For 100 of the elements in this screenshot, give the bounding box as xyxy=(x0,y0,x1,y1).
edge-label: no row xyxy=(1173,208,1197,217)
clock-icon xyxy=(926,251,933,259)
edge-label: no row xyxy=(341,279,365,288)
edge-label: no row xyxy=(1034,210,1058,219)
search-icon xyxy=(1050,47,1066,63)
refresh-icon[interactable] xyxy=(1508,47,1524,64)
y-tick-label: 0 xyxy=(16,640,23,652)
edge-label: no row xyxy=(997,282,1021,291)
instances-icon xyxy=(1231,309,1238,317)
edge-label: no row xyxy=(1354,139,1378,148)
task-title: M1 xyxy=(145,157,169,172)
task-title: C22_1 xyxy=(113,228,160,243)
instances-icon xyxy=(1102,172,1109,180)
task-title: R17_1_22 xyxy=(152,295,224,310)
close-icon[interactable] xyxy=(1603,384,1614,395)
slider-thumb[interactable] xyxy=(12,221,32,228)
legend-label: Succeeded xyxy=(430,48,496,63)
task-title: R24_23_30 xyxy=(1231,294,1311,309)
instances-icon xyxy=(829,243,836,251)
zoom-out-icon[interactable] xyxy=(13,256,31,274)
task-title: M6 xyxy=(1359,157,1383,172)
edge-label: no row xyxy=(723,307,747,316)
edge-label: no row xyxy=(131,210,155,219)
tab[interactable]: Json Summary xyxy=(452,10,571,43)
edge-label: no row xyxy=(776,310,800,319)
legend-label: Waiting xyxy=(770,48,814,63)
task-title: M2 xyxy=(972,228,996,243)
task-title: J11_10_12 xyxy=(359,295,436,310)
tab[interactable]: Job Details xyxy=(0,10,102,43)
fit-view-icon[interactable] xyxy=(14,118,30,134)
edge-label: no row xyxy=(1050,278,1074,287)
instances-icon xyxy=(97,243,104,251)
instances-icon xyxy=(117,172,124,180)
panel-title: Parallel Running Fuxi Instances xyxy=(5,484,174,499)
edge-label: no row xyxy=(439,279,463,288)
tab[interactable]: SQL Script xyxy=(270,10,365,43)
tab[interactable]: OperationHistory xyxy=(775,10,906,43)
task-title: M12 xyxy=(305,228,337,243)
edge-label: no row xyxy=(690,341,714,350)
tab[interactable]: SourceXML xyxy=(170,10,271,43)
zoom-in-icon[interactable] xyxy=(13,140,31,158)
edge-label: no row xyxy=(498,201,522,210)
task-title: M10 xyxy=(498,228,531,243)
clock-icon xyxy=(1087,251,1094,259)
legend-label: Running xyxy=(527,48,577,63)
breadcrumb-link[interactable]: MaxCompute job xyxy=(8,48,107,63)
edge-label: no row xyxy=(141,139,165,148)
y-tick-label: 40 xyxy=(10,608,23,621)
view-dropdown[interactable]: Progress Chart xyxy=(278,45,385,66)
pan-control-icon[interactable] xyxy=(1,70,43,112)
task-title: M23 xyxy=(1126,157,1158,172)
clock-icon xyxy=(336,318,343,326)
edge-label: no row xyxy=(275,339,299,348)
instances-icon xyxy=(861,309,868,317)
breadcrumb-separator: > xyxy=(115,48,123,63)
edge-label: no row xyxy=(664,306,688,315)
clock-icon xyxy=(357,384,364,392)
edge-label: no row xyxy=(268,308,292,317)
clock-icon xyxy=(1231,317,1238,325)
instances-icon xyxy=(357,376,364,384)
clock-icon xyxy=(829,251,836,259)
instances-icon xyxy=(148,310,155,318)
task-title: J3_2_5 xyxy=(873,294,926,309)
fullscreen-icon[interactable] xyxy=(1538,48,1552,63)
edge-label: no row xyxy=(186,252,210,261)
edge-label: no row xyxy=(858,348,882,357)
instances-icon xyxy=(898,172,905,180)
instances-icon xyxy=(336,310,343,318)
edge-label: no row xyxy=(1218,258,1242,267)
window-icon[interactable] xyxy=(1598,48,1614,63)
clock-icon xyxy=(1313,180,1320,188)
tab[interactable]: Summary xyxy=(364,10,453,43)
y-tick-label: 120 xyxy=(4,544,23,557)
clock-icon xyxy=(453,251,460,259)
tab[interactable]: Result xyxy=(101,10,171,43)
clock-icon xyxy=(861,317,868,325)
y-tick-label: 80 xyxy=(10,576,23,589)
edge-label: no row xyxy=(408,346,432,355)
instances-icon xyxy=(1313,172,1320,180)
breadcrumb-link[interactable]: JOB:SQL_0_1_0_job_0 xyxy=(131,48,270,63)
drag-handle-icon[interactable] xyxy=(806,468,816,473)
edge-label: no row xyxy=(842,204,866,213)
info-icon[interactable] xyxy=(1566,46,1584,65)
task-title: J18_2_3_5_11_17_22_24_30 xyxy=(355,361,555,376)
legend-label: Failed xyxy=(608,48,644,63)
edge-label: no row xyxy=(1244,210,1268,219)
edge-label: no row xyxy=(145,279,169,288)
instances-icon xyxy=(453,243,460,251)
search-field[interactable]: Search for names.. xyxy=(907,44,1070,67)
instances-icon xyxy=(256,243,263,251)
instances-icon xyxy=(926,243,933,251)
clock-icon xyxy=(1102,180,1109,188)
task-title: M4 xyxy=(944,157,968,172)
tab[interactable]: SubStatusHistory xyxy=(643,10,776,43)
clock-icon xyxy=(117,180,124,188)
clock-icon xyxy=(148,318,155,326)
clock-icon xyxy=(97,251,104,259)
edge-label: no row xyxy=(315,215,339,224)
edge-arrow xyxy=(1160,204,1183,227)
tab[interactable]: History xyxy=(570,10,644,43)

□ □ □ □ □ □ □

TASK TO CARRY OUT » Write out all of the items above again, changing "clock-icon" to "timer-icon" everywhere and leaving everything else as it is.

PROBLEM SOLUTION »
For 100 of the elements in this screenshot, give the bounding box as xyxy=(x0,y0,x1,y1).
edge-label: no row xyxy=(1173,208,1197,217)
timer-icon xyxy=(926,251,933,259)
edge-label: no row xyxy=(341,279,365,288)
edge-label: no row xyxy=(1034,210,1058,219)
search-icon xyxy=(1050,47,1066,63)
refresh-icon[interactable] xyxy=(1508,47,1524,64)
y-tick-label: 0 xyxy=(16,640,23,652)
edge-label: no row xyxy=(997,282,1021,291)
instances-icon xyxy=(1231,309,1238,317)
edge-label: no row xyxy=(1354,139,1378,148)
task-title: M1 xyxy=(145,157,169,172)
task-title: C22_1 xyxy=(113,228,160,243)
instances-icon xyxy=(1102,172,1109,180)
task-title: R17_1_22 xyxy=(152,295,224,310)
close-icon[interactable] xyxy=(1603,384,1614,395)
slider-thumb[interactable] xyxy=(12,221,32,228)
legend-label: Succeeded xyxy=(430,48,496,63)
task-title: R24_23_30 xyxy=(1231,294,1311,309)
instances-icon xyxy=(829,243,836,251)
zoom-out-icon[interactable] xyxy=(13,256,31,274)
task-title: M6 xyxy=(1359,157,1383,172)
edge-label: no row xyxy=(723,307,747,316)
edge-label: no row xyxy=(131,210,155,219)
tab[interactable]: Json Summary xyxy=(452,10,571,43)
edge-label: no row xyxy=(776,310,800,319)
legend-label: Waiting xyxy=(770,48,814,63)
task-title: M2 xyxy=(972,228,996,243)
task-title: J11_10_12 xyxy=(359,295,436,310)
tab[interactable]: Job Details xyxy=(0,10,102,43)
fit-view-icon[interactable] xyxy=(14,118,30,134)
edge-label: no row xyxy=(1050,278,1074,287)
instances-icon xyxy=(97,243,104,251)
instances-icon xyxy=(117,172,124,180)
panel-title: Parallel Running Fuxi Instances xyxy=(5,484,174,499)
edge-label: no row xyxy=(439,279,463,288)
tab[interactable]: SQL Script xyxy=(270,10,365,43)
tab[interactable]: OperationHistory xyxy=(775,10,906,43)
task-title: M12 xyxy=(305,228,337,243)
edge-label: no row xyxy=(690,341,714,350)
tab[interactable]: SourceXML xyxy=(170,10,271,43)
zoom-in-icon[interactable] xyxy=(13,140,31,158)
edge-label: no row xyxy=(498,201,522,210)
task-title: M10 xyxy=(498,228,531,243)
timer-icon xyxy=(1087,251,1094,259)
legend-label: Running xyxy=(527,48,577,63)
breadcrumb-link[interactable]: MaxCompute job xyxy=(8,48,107,63)
edge-label: no row xyxy=(141,139,165,148)
y-tick-label: 40 xyxy=(10,608,23,621)
view-dropdown[interactable]: Progress Chart xyxy=(278,45,385,66)
pan-control-icon[interactable] xyxy=(1,70,43,112)
task-title: M23 xyxy=(1126,157,1158,172)
timer-icon xyxy=(336,318,343,326)
edge-label: no row xyxy=(275,339,299,348)
instances-icon xyxy=(861,309,868,317)
breadcrumb-separator: > xyxy=(115,48,123,63)
edge-label: no row xyxy=(664,306,688,315)
timer-icon xyxy=(357,384,364,392)
edge-label: no row xyxy=(268,308,292,317)
timer-icon xyxy=(1231,317,1238,325)
instances-icon xyxy=(357,376,364,384)
timer-icon xyxy=(829,251,836,259)
instances-icon xyxy=(148,310,155,318)
task-title: J3_2_5 xyxy=(873,294,926,309)
fullscreen-icon[interactable] xyxy=(1538,48,1552,63)
edge-label: no row xyxy=(186,252,210,261)
edge-label: no row xyxy=(858,348,882,357)
instances-icon xyxy=(898,172,905,180)
instances-icon xyxy=(336,310,343,318)
edge-label: no row xyxy=(1218,258,1242,267)
window-icon[interactable] xyxy=(1598,48,1614,63)
timer-icon xyxy=(1313,180,1320,188)
tab[interactable]: Summary xyxy=(364,10,453,43)
y-tick-label: 120 xyxy=(4,544,23,557)
timer-icon xyxy=(453,251,460,259)
tab[interactable]: Result xyxy=(101,10,171,43)
timer-icon xyxy=(861,317,868,325)
y-tick-label: 80 xyxy=(10,576,23,589)
edge-label: no row xyxy=(408,346,432,355)
instances-icon xyxy=(1313,172,1320,180)
breadcrumb-link[interactable]: JOB:SQL_0_1_0_job_0 xyxy=(131,48,270,63)
drag-handle-icon[interactable] xyxy=(806,468,816,473)
edge-label: no row xyxy=(842,204,866,213)
info-icon[interactable] xyxy=(1566,46,1584,65)
task-title: J18_2_3_5_11_17_22_24_30 xyxy=(355,361,555,376)
legend-label: Failed xyxy=(608,48,644,63)
edge-label: no row xyxy=(1244,210,1268,219)
edge-label: no row xyxy=(145,279,169,288)
instances-icon xyxy=(453,243,460,251)
search-field[interactable]: Search for names.. xyxy=(907,44,1070,67)
instances-icon xyxy=(256,243,263,251)
instances-icon xyxy=(926,243,933,251)
timer-icon xyxy=(1102,180,1109,188)
task-title: M4 xyxy=(944,157,968,172)
tab[interactable]: SubStatusHistory xyxy=(643,10,776,43)
timer-icon xyxy=(117,180,124,188)
timer-icon xyxy=(148,318,155,326)
timer-icon xyxy=(97,251,104,259)
edge-label: no row xyxy=(315,215,339,224)
edge-arrow xyxy=(1160,204,1183,227)
tab[interactable]: History xyxy=(570,10,644,43)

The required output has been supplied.